• INPUT DATA:
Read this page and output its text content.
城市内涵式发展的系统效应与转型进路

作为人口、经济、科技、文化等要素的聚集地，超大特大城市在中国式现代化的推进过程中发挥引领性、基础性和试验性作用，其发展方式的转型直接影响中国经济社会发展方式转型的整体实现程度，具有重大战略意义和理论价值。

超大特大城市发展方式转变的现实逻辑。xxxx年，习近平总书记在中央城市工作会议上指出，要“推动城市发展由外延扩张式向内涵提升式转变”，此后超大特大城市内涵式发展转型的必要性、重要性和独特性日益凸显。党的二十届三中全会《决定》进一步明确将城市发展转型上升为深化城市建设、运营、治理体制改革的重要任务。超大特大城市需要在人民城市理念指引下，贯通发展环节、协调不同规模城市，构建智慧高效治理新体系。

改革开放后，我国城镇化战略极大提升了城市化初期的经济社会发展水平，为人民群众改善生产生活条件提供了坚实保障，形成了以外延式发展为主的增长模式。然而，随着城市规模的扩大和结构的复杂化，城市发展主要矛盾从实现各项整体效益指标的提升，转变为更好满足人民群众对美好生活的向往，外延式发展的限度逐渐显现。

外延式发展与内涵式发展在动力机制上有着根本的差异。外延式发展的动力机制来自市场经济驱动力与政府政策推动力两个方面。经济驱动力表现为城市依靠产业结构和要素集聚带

• PROBLEM DESCRIPTION: Quote all of the entries exactly as they appear.

• OUTPUT OF THE EXERCISE:
Read this page and output its text content.
城市内涵式发展的系统效应与转型进路

作为人口、经济、科技、文化等要素的聚集地，超大特大城市在中国式现代化的推进过程中发挥引领性、基础性和试验性作用，其发展方式的转型直接影响中国经济社会发展方式转型的整体实现程度，具有重大战略意义和理论价值。

超大特大城市发展方式转变的现实逻辑。xxxx年，习近平总书记在中央城市工作会议上指出，要“推动城市发展由外延扩张式向内涵提升式转变”，此后超大特大城市内涵式发展转型的必要性、重要性和独特性日益凸显。党的二十届三中全会《决定》进一步明确将城市发展转型上升为深化城市建设、运营、治理体制改革的重要任务。超大特大城市需要在人民城市理念指引下，贯通发展环节、协调不同规模城市，构建智慧高效治理新体系。

改革开放后，我国城镇化战略极大提升了城市化初期的经济社会发展水平，为人民群众改善生产生活条件提供了坚实保障，形成了以外延式发展为主的增长模式。然而，随着城市规模的扩大和结构的复杂化，城市发展主要矛盾从实现各项整体效益指标的提升，转变为更好满足人民群众对美好生活的向往，外延式发展的限度逐渐显现。

外延式发展与内涵式发展在动力机制上有着根本的差异。外延式发展的动力机制来自市场经济驱动力与政府政策推动力两个方面。经济驱动力表现为城市依靠产业结构和要素集聚带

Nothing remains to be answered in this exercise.